■ Instructions for the task
Examine each line of the data. Copy those that contain the string "jamais".

■ Information given
━━━━━━━━━━━━━━━━━━━━━━━━━━━━━━

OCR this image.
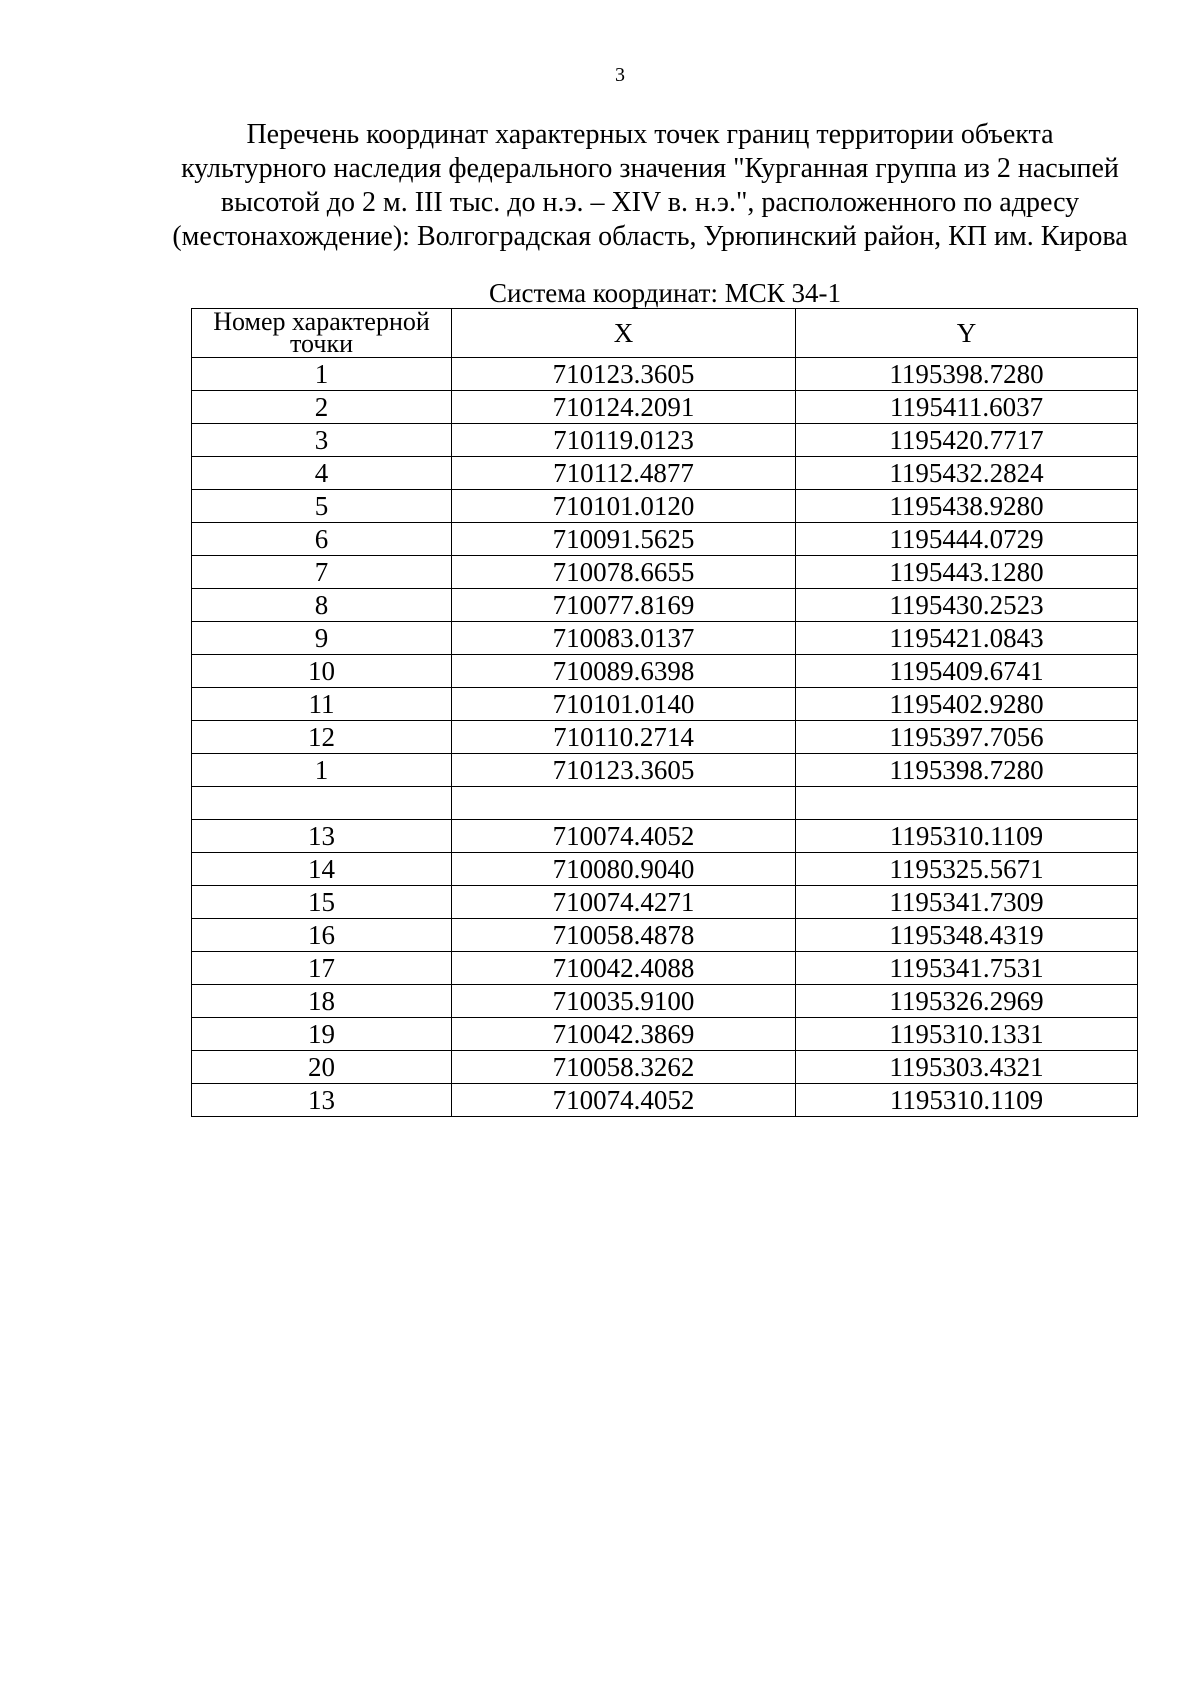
3
Перечень координат характерных точек границ территории объекта
культурного наследия федерального значения "Курганная группа из 2 насыпей
высотой до 2 м. III тыс. до н.э. – XIV в. н.э.", расположенного по адресу
(местонахождение): Волгоградская область, Урюпинский район, КП им. Кирова
Система координат: МСК 34-1
Номер характерной
точки	X	Y
1	710123.3605	1195398.7280
2	710124.2091	1195411.6037
3	710119.0123	1195420.7717
4	710112.4877	1195432.2824
5	710101.0120	1195438.9280
6	710091.5625	1195444.0729
7	710078.6655	1195443.1280
8	710077.8169	1195430.2523
9	710083.0137	1195421.0843
10	710089.6398	1195409.6741
11	710101.0140	1195402.9280
12	710110.2714	1195397.7056
1	710123.3605	1195398.7280

13	710074.4052	1195310.1109
14	710080.9040	1195325.5671
15	710074.4271	1195341.7309
16	710058.4878	1195348.4319
17	710042.4088	1195341.7531
18	710035.9100	1195326.2969
19	710042.3869	1195310.1331
20	710058.3262	1195303.4321
13	710074.4052	1195310.1109
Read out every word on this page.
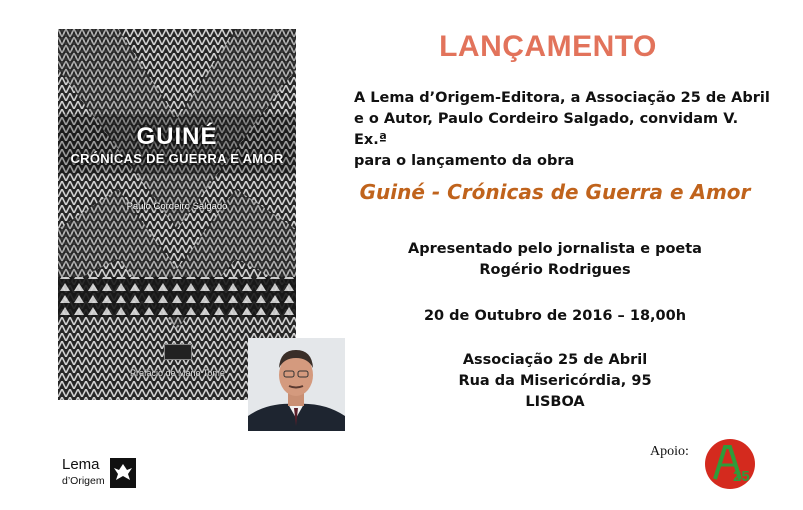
GUINÉ
CRÓNICAS DE GUERRA E AMOR
Paulo Cordeiro Salgado
Prefácio de Mário Tomé
LANÇAMENTO
A Lema d’Origem-Editora, a Associação 25 de Abril
e o Autor, Paulo Cordeiro Salgado, convidam V. Ex.ª
para o lançamento da obra
Guiné - Crónicas de Guerra e Amor
Apresentado pelo jornalista e poeta
Rogério Rodrigues
20 de Outubro de 2016 – 18,00h
Associação 25 de Abril
Rua da Misericórdia, 95
LISBOA
Lema
d’Origem
Apoio:
25
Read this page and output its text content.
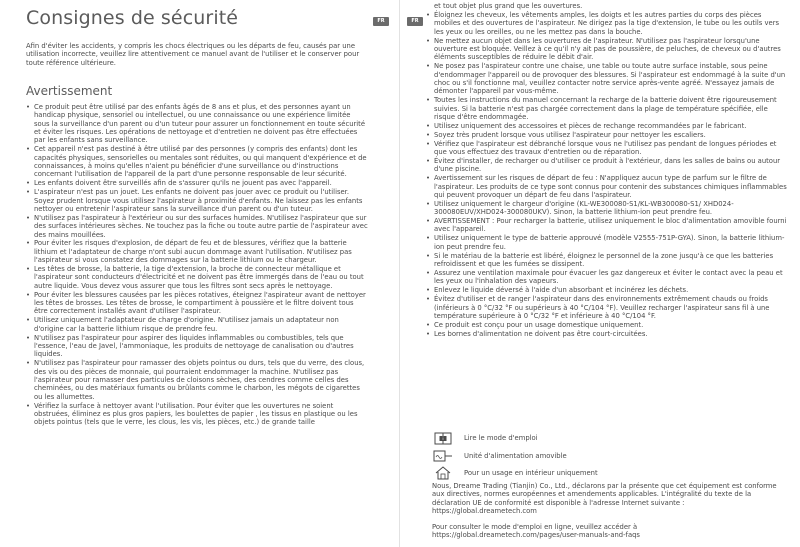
Consignes de sécurité	FR

Afin d'éviter les accidents, y compris les chocs électriques ou les départs de feu, causés par une utilisation incorrecte, veuillez lire attentivement ce manuel avant de l'utiliser et le conserver pour toute référence ultérieure.

Avertissement
• Ce produit peut être utilisé par des enfants âgés de 8 ans et plus, et des personnes ayant un handicap physique, sensoriel ou intellectuel, ou une connaissance ou une expérience limitée sous la surveillance d'un parent ou d'un tuteur pour assurer un fonctionnement en toute sécurité et éviter les risques. Les opérations de nettoyage et d'entretien ne doivent pas être effectuées par les enfants sans surveillance.
• Cet appareil n'est pas destiné à être utilisé par des personnes (y compris des enfants) dont les capacités physiques, sensorielles ou mentales sont réduites, ou qui manquent d'expérience et de connaissances, à moins qu'elles n'aient pu bénéficier d'une surveillance ou d'instructions concernant l'utilisation de l'appareil de la part d'une personne responsable de leur sécurité.
• Les enfants doivent être surveillés afin de s'assurer qu'ils ne jouent pas avec l'appareil.
• L'aspirateur n'est pas un jouet. Les enfants ne doivent pas jouer avec ce produit ou l'utiliser. Soyez prudent lorsque vous utilisez l'aspirateur à proximité d'enfants. Ne laissez pas les enfants nettoyer ou entretenir l'aspirateur sans la surveillance d'un parent ou d'un tuteur.
• N'utilisez pas l'aspirateur à l'extérieur ou sur des surfaces humides. N'utilisez l'aspirateur que sur des surfaces intérieures sèches. Ne touchez pas la fiche ou toute autre partie de l'aspirateur avec des mains mouillées.
• Pour éviter les risques d'explosion, de départ de feu et de blessures, vérifiez que la batterie lithium et l'adaptateur de charge n'ont subi aucun dommage avant l'utilisation. N'utilisez pas l'aspirateur si vous constatez des dommages sur la batterie lithium ou le chargeur.
• Les têtes de brosse, la batterie, la tige d'extension, la broche de connecteur métallique et l'aspirateur sont conducteurs d'électricité et ne doivent pas être immergés dans de l'eau ou tout autre liquide. Vous devez vous assurer que tous les filtres sont secs après le nettoyage.
• Pour éviter les blessures causées par les pièces rotatives, éteignez l'aspirateur avant de nettoyer les têtes de brosses. Les têtes de brosse, le compartiment à poussière et le filtre doivent tous être correctement installés avant d'utiliser l'aspirateur.
• Utilisez uniquement l'adaptateur de charge d'origine. N'utilisez jamais un adaptateur non d'origine car la batterie lithium risque de prendre feu.
• N'utilisez pas l'aspirateur pour aspirer des liquides inflammables ou combustibles, tels que l'essence, l'eau de Javel, l'ammoniaque, les produits de nettoyage de canalisation ou d'autres liquides.
• N'utilisez pas l'aspirateur pour ramasser des objets pointus ou durs, tels que du verre, des clous, des vis ou des pièces de monnaie, qui pourraient endommager la machine. N'utilisez pas l'aspirateur pour ramasser des particules de cloisons sèches, des cendres comme celles des cheminées, ou des matériaux fumants ou brûlants comme le charbon, les mégots de cigarettes ou les allumettes.
• Vérifiez la surface à nettoyer avant l'utilisation. Pour éviter que les ouvertures ne soient obstruées, éliminez es plus gros papiers, les boulettes de papier , les tissus en plastique ou les objets pointus (tels que le verre, les clous, les vis, les pièces, etc.) de grande taille
FR
et tout objet plus grand que les ouvertures.
• Éloignez les cheveux, les vêtements amples, les doigts et les autres parties du corps des pièces mobiles et des ouvertures de l'aspirateur. Ne dirigez pas la tige d'extension, le tube ou les outils vers les yeux ou les oreilles, ou ne les mettez pas dans la bouche.
• Ne mettez aucun objet dans les ouvertures de l'aspirateur. N'utilisez pas l'aspirateur lorsqu'une ouverture est bloquée. Veillez à ce qu'il n'y ait pas de poussière, de peluches, de cheveux ou d'autres éléments susceptibles de réduire le débit d'air.
• Ne posez pas l'aspirateur contre une chaise, une table ou toute autre surface instable, sous peine d'endommager l'appareil ou de provoquer des blessures. Si l'aspirateur est endommagé à la suite d'un choc ou s'il fonctionne mal, veuillez contacter notre service après-vente agréé. N'essayez jamais de démonter l'appareil par vous-même.
• Toutes les instructions du manuel concernant la recharge de la batterie doivent être rigoureusement suivies. Si la batterie n'est pas chargée correctement dans la plage de température spécifiée, elle risque d'être endommagée.
• Utilisez uniquement des accessoires et pièces de rechange recommandées par le fabricant.
• Soyez très prudent lorsque vous utilisez l'aspirateur pour nettoyer les escaliers.
• Vérifiez que l'aspirateur est débranché lorsque vous ne l'utilisez pas pendant de longues périodes et que vous effectuez des travaux d'entretien ou de réparation.
• Évitez d'installer, de recharger ou d'utiliser ce produit à l'extérieur, dans les salles de bains ou autour d'une piscine.
• Avertissement sur les risques de départ de feu : N'appliquez aucun type de parfum sur le filtre de l'aspirateur. Les produits de ce type sont connus pour contenir des substances chimiques inflammables qui peuvent provoquer un départ de feu dans l'aspirateur.
• Utilisez uniquement le chargeur d'origine (KL-WE300080-S1/KL-WB300080-S1/ XHD024-300080EUV/XHD024-300080UKV). Sinon, la batterie lithium-ion peut prendre feu.
• AVERTISSEMENT : Pour recharger la batterie, utilisez uniquement le bloc d'alimentation amovible fourni avec l'appareil.
• Utilisez uniquement le type de batterie approuvé (modèle V2555-751P-GYA). Sinon, la batterie lithium-ion peut prendre feu.
• Si le matériau de la batterie est libéré, éloignez le personnel de la zone jusqu'à ce que les batteries refroidissent et que les fumées se dissipent.
• Assurez une ventilation maximale pour évacuer les gaz dangereux et éviter le contact avec la peau et les yeux ou l'inhalation des vapeurs.
• Enlevez le liquide déversé à l'aide d'un absorbant et incinérez les déchets.
• Évitez d'utiliser et de ranger l'aspirateur dans des environnements extrêmement chauds ou froids (inférieurs à 0 °C/32 °F ou supérieurs à 40 °C/104 °F). Veuillez recharger l'aspirateur sans fil à une température supérieure à 0 °C/32 °F et inférieure à 40 °C/104 °F.
• Ce produit est conçu pour un usage domestique uniquement.
• Les bornes d'alimentation ne doivent pas être court-circuitées.
i	Lire le mode d'emploi
Unité d'alimentation amovible
Pour un usage en intérieur uniquement

Nous, Dreame Trading (Tianjin) Co., Ltd., déclarons par la présente que cet équipement est conforme aux directives, normes européennes et amendements applicables. L'intégralité du texte de la déclaration UE de conformité est disponible à l'adresse Internet suivante : https://global.dreametech.com

Pour consulter le mode d'emploi en ligne, veuillez accéder à https://global.dreametech.com/pages/user-manuals-and-faqs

━━━━━━━━━━━━━━━━━━━━━━━━━━━━━━

■ Solution to the exercise
• Utilisez uniquement l'adaptateur de charge d'origine. N'utilisez jamais un adaptateur non d'origine car la batterie lithium risque de prendre feu.
• Ne posez pas l'aspirateur contre une chaise, une table ou toute autre surface instable, sous peine d'endommager l'appareil ou de provoquer des blessures. Si l'aspirateur est endommagé à la suite d'un choc ou s'il fonctionne mal, veuillez contacter notre service après-vente agréé. N'essayez jamais de démonter l'appareil par vous-même.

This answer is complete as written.